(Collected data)
::::::::::
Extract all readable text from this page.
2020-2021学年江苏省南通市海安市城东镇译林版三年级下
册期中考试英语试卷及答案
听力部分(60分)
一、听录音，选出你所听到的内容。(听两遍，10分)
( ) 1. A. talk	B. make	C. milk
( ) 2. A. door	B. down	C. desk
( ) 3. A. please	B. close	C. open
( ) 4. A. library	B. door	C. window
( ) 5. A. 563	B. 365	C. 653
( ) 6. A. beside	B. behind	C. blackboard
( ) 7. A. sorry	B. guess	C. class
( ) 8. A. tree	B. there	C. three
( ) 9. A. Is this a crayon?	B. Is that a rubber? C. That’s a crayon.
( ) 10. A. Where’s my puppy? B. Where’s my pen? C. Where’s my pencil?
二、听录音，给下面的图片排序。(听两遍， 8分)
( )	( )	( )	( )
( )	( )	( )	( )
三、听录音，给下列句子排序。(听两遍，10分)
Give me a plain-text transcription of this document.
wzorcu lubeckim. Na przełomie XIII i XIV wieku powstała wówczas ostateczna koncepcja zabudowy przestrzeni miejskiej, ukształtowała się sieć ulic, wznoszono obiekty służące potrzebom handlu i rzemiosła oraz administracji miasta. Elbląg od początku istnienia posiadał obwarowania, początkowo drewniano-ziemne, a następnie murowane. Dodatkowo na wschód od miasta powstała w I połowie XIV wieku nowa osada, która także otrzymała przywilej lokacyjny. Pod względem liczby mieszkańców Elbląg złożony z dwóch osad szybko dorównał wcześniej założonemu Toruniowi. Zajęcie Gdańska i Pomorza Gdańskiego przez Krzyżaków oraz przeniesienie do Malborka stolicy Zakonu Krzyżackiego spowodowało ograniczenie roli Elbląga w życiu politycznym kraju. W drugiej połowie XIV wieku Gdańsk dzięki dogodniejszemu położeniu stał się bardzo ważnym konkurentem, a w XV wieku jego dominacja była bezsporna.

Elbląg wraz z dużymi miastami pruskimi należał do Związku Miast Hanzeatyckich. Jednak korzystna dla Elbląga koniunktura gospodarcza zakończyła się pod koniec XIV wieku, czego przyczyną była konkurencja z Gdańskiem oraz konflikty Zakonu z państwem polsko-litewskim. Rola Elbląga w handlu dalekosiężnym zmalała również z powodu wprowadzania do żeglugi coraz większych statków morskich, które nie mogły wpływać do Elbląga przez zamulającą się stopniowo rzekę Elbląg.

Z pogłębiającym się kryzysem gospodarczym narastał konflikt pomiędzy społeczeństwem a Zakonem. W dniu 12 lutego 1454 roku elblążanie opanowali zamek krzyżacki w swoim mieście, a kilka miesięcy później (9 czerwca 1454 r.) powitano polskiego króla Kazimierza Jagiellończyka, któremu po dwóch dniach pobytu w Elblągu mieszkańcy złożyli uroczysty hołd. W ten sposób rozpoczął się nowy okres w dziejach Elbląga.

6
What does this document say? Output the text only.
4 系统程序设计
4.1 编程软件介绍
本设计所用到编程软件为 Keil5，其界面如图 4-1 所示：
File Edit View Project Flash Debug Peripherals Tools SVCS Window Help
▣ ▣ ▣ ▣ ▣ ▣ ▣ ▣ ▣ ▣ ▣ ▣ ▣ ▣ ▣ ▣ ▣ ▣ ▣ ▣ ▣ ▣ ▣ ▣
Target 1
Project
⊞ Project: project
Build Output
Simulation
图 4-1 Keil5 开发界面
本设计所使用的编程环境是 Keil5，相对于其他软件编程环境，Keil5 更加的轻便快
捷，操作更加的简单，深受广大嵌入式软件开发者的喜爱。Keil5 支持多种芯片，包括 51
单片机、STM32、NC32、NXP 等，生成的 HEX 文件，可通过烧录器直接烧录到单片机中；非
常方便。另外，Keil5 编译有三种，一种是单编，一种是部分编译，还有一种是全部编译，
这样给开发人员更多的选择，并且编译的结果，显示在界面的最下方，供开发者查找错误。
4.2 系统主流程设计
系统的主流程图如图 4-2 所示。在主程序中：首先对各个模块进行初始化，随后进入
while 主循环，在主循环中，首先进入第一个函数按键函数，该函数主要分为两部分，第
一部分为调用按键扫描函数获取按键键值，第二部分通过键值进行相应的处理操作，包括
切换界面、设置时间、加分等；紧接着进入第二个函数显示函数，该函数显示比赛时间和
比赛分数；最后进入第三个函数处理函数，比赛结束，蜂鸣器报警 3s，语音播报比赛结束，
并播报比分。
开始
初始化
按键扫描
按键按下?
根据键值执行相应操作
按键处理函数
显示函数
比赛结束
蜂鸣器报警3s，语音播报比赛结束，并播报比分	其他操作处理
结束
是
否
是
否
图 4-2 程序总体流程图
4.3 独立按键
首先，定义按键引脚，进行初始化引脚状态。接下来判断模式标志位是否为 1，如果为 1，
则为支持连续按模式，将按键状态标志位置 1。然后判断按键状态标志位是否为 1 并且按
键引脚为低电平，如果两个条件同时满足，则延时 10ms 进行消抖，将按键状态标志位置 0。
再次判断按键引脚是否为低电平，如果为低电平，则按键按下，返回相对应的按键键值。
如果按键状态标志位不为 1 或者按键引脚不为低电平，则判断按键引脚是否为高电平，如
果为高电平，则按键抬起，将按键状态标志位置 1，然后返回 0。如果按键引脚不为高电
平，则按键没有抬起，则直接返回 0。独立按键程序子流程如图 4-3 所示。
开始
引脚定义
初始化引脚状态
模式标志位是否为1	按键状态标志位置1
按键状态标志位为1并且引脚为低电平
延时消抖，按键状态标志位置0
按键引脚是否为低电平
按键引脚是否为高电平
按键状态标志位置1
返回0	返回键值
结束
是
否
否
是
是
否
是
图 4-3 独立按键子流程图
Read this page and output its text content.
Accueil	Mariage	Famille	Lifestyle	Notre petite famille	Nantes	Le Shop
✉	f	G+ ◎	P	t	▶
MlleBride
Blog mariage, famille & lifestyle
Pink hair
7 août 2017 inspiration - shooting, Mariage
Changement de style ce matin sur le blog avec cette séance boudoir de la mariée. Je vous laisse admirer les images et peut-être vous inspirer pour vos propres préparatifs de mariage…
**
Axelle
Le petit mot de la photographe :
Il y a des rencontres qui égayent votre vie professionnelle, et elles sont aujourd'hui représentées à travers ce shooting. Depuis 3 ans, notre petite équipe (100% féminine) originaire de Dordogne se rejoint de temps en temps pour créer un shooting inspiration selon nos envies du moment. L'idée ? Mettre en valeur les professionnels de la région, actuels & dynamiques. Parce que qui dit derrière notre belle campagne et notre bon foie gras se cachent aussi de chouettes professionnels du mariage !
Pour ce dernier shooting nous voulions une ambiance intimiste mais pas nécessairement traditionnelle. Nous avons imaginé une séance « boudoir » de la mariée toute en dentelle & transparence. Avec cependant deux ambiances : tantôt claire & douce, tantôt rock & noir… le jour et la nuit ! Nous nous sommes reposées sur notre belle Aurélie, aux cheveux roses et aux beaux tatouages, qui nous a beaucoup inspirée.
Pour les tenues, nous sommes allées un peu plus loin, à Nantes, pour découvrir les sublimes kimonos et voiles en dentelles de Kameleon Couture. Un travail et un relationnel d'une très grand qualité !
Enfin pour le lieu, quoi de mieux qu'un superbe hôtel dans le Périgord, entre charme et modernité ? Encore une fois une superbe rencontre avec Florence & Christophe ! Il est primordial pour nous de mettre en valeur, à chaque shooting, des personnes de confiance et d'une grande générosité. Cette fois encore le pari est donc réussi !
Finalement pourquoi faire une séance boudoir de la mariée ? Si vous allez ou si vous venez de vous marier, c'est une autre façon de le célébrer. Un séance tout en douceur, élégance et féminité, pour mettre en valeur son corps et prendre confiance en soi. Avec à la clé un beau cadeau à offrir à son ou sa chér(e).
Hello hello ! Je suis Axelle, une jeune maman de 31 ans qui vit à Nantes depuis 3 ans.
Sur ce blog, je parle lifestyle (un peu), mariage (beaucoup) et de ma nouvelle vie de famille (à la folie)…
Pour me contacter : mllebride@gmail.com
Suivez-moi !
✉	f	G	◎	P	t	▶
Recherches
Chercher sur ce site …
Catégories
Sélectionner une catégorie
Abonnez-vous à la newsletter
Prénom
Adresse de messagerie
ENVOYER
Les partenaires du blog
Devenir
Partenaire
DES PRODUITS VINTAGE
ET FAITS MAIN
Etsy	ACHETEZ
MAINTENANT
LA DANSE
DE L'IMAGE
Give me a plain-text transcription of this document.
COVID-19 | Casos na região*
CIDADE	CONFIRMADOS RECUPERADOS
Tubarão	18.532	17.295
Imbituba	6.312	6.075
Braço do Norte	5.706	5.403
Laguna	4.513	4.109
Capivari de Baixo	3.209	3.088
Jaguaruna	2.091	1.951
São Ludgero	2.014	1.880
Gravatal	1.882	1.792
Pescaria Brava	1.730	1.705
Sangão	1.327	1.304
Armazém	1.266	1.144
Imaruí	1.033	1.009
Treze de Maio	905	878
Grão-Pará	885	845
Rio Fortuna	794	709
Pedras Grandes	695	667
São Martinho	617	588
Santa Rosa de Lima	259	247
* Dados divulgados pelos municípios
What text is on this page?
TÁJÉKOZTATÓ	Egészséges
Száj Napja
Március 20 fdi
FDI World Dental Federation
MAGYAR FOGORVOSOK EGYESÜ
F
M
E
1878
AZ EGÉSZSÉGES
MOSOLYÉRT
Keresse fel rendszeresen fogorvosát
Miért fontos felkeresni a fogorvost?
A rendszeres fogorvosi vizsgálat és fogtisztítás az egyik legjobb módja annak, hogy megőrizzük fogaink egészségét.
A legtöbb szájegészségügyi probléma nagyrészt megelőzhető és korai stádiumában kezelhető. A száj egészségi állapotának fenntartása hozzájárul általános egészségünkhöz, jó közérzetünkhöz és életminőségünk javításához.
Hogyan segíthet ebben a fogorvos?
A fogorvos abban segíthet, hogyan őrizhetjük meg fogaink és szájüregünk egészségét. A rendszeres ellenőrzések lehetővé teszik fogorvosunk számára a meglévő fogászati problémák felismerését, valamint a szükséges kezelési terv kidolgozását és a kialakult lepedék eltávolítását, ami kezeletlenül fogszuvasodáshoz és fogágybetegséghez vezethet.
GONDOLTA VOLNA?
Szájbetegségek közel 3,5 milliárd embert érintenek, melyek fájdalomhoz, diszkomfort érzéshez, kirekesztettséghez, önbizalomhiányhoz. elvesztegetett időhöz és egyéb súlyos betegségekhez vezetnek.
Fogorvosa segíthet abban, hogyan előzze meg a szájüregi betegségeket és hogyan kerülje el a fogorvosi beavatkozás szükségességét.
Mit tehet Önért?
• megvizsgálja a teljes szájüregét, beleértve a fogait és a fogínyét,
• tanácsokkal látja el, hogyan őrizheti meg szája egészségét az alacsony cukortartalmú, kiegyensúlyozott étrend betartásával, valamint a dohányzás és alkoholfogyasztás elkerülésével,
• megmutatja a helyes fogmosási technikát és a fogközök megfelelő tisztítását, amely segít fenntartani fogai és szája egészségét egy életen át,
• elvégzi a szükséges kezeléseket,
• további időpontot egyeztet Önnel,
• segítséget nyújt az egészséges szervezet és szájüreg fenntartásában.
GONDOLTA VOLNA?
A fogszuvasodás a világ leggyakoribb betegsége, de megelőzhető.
::::::::::
* [Exercise] Gather each line from the listing above that holds "page".

* [Task solution]
Extract all readable text from this page.
Read this page and output its text content.
What text is on this page?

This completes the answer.